▶ **What you have to do**:
Only the pictures stay out; every record is to be quoted exactly.

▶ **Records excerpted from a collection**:
* * * * * * * * *

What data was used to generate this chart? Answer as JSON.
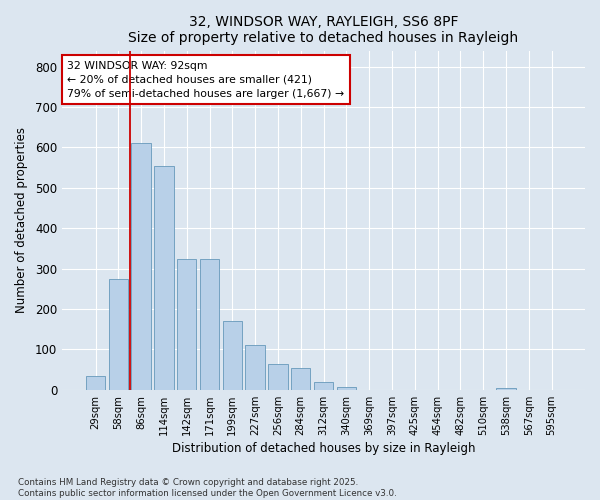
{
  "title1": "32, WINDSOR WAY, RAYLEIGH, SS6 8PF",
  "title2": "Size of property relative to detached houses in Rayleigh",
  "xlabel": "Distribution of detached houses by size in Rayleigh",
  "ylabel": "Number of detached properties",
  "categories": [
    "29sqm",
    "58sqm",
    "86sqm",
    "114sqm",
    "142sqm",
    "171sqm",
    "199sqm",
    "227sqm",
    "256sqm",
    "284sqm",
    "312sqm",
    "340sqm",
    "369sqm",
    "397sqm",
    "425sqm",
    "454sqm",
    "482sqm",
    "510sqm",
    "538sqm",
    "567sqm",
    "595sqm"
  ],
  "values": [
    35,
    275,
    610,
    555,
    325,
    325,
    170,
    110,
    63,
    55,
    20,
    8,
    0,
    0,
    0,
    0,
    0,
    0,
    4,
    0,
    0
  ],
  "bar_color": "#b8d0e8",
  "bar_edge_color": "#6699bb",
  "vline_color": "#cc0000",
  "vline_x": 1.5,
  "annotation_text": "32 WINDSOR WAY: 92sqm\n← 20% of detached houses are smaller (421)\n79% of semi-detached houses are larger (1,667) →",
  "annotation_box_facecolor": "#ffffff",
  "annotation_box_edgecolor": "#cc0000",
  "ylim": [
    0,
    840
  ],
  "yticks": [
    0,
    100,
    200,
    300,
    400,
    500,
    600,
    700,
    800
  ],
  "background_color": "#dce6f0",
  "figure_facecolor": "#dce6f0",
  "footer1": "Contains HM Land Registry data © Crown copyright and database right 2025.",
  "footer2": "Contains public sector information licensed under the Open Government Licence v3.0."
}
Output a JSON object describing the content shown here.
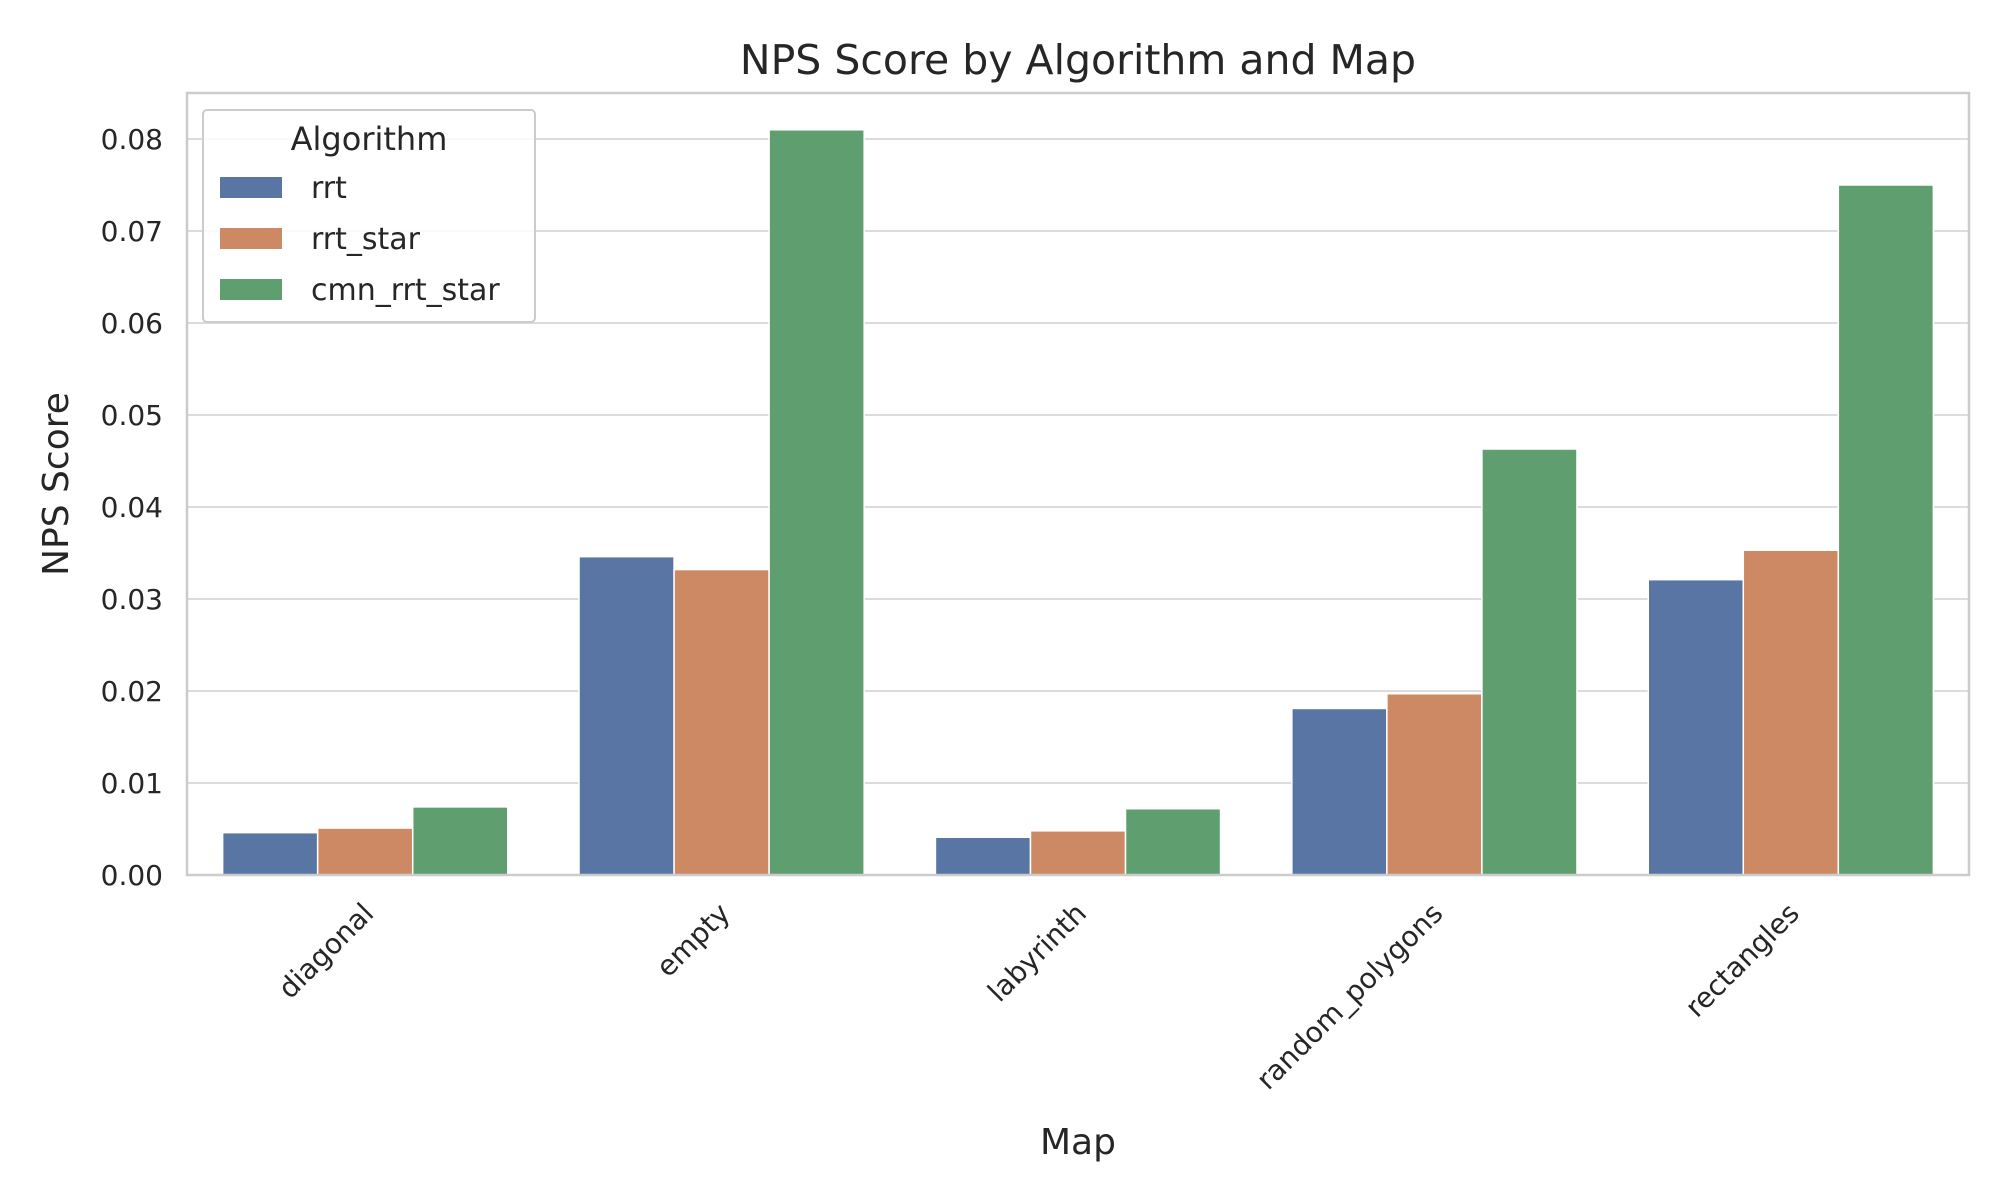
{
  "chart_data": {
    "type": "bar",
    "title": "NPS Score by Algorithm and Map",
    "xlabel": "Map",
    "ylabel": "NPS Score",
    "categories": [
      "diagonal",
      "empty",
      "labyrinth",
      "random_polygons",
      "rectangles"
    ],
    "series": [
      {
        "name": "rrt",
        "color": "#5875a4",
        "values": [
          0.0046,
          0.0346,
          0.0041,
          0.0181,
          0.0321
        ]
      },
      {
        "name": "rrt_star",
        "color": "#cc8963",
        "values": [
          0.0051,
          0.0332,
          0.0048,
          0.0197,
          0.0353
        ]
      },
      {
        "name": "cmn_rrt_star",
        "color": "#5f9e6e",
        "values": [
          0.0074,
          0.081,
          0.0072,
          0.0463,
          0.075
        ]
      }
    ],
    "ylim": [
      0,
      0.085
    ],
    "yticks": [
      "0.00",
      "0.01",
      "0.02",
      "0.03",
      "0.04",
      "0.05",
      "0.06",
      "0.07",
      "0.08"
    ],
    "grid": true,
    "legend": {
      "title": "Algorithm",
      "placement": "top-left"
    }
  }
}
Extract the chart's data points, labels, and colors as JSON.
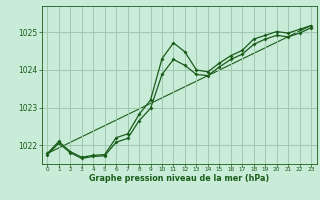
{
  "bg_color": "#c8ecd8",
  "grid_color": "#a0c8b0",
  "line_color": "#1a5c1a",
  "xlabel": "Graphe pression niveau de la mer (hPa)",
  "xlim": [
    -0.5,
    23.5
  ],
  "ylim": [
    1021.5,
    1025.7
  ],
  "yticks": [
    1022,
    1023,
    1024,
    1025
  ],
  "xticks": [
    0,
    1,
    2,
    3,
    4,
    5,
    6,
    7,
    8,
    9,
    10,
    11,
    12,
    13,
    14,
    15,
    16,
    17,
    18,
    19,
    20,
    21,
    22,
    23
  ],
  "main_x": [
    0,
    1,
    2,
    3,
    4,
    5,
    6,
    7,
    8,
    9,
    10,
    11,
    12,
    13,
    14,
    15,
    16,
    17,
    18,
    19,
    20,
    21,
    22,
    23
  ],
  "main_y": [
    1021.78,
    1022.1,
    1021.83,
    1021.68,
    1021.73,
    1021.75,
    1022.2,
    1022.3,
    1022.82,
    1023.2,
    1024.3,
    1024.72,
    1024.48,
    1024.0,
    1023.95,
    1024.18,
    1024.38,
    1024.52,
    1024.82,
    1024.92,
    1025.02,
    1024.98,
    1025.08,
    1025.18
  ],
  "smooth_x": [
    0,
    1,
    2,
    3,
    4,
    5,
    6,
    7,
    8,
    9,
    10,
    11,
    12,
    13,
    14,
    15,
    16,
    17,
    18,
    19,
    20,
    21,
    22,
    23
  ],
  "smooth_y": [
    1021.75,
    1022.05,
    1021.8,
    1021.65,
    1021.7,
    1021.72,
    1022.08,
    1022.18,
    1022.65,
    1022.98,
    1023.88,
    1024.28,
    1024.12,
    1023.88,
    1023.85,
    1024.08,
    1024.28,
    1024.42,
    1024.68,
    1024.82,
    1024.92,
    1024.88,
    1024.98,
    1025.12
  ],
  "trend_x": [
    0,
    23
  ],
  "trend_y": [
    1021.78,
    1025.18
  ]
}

* * * * * * * * *

▶ **In response**:
What data was used to generate this chart? Answer as JSON.
{
  "title1": "32, WINDSOR WAY, RAYLEIGH, SS6 8PF",
  "title2": "Size of property relative to detached houses in Rayleigh",
  "xlabel": "Distribution of detached houses by size in Rayleigh",
  "ylabel": "Number of detached properties",
  "categories": [
    "29sqm",
    "58sqm",
    "86sqm",
    "114sqm",
    "142sqm",
    "171sqm",
    "199sqm",
    "227sqm",
    "256sqm",
    "284sqm",
    "312sqm",
    "340sqm",
    "369sqm",
    "397sqm",
    "425sqm",
    "454sqm",
    "482sqm",
    "510sqm",
    "538sqm",
    "567sqm",
    "595sqm"
  ],
  "values": [
    35,
    275,
    610,
    555,
    325,
    325,
    170,
    110,
    63,
    55,
    20,
    8,
    0,
    0,
    0,
    0,
    0,
    0,
    4,
    0,
    0
  ],
  "bar_color": "#b8d0e8",
  "bar_edge_color": "#6699bb",
  "vline_color": "#cc0000",
  "vline_x": 1.5,
  "annotation_text": "32 WINDSOR WAY: 92sqm\n← 20% of detached houses are smaller (421)\n79% of semi-detached houses are larger (1,667) →",
  "annotation_box_facecolor": "#ffffff",
  "annotation_box_edgecolor": "#cc0000",
  "ylim": [
    0,
    840
  ],
  "yticks": [
    0,
    100,
    200,
    300,
    400,
    500,
    600,
    700,
    800
  ],
  "background_color": "#dce6f0",
  "figure_facecolor": "#dce6f0",
  "footer1": "Contains HM Land Registry data © Crown copyright and database right 2025.",
  "footer2": "Contains public sector information licensed under the Open Government Licence v3.0."
}
Output a JSON object describing the content shown here.
{
  "chart_data": {
    "type": "bar",
    "title": "NPS Score by Algorithm and Map",
    "xlabel": "Map",
    "ylabel": "NPS Score",
    "categories": [
      "diagonal",
      "empty",
      "labyrinth",
      "random_polygons",
      "rectangles"
    ],
    "series": [
      {
        "name": "rrt",
        "color": "#5875a4",
        "values": [
          0.0046,
          0.0346,
          0.0041,
          0.0181,
          0.0321
        ]
      },
      {
        "name": "rrt_star",
        "color": "#cc8963",
        "values": [
          0.0051,
          0.0332,
          0.0048,
          0.0197,
          0.0353
        ]
      },
      {
        "name": "cmn_rrt_star",
        "color": "#5f9e6e",
        "values": [
          0.0074,
          0.081,
          0.0072,
          0.0463,
          0.075
        ]
      }
    ],
    "ylim": [
      0,
      0.085
    ],
    "yticks": [
      "0.00",
      "0.01",
      "0.02",
      "0.03",
      "0.04",
      "0.05",
      "0.06",
      "0.07",
      "0.08"
    ],
    "grid": true,
    "legend": {
      "title": "Algorithm",
      "placement": "top-left"
    }
  }
}
Extract the chart's data points, labels, and colors as JSON.
{
  "bg_color": "#c8ecd8",
  "grid_color": "#a0c8b0",
  "line_color": "#1a5c1a",
  "xlabel": "Graphe pression niveau de la mer (hPa)",
  "xlim": [
    -0.5,
    23.5
  ],
  "ylim": [
    1021.5,
    1025.7
  ],
  "yticks": [
    1022,
    1023,
    1024,
    1025
  ],
  "xticks": [
    0,
    1,
    2,
    3,
    4,
    5,
    6,
    7,
    8,
    9,
    10,
    11,
    12,
    13,
    14,
    15,
    16,
    17,
    18,
    19,
    20,
    21,
    22,
    23
  ],
  "main_x": [
    0,
    1,
    2,
    3,
    4,
    5,
    6,
    7,
    8,
    9,
    10,
    11,
    12,
    13,
    14,
    15,
    16,
    17,
    18,
    19,
    20,
    21,
    22,
    23
  ],
  "main_y": [
    1021.78,
    1022.1,
    1021.83,
    1021.68,
    1021.73,
    1021.75,
    1022.2,
    1022.3,
    1022.82,
    1023.2,
    1024.3,
    1024.72,
    1024.48,
    1024.0,
    1023.95,
    1024.18,
    1024.38,
    1024.52,
    1024.82,
    1024.92,
    1025.02,
    1024.98,
    1025.08,
    1025.18
  ],
  "smooth_x": [
    0,
    1,
    2,
    3,
    4,
    5,
    6,
    7,
    8,
    9,
    10,
    11,
    12,
    13,
    14,
    15,
    16,
    17,
    18,
    19,
    20,
    21,
    22,
    23
  ],
  "smooth_y": [
    1021.75,
    1022.05,
    1021.8,
    1021.65,
    1021.7,
    1021.72,
    1022.08,
    1022.18,
    1022.65,
    1022.98,
    1023.88,
    1024.28,
    1024.12,
    1023.88,
    1023.85,
    1024.08,
    1024.28,
    1024.42,
    1024.68,
    1024.82,
    1024.92,
    1024.88,
    1024.98,
    1025.12
  ],
  "trend_x": [
    0,
    23
  ],
  "trend_y": [
    1021.78,
    1025.18
  ]
}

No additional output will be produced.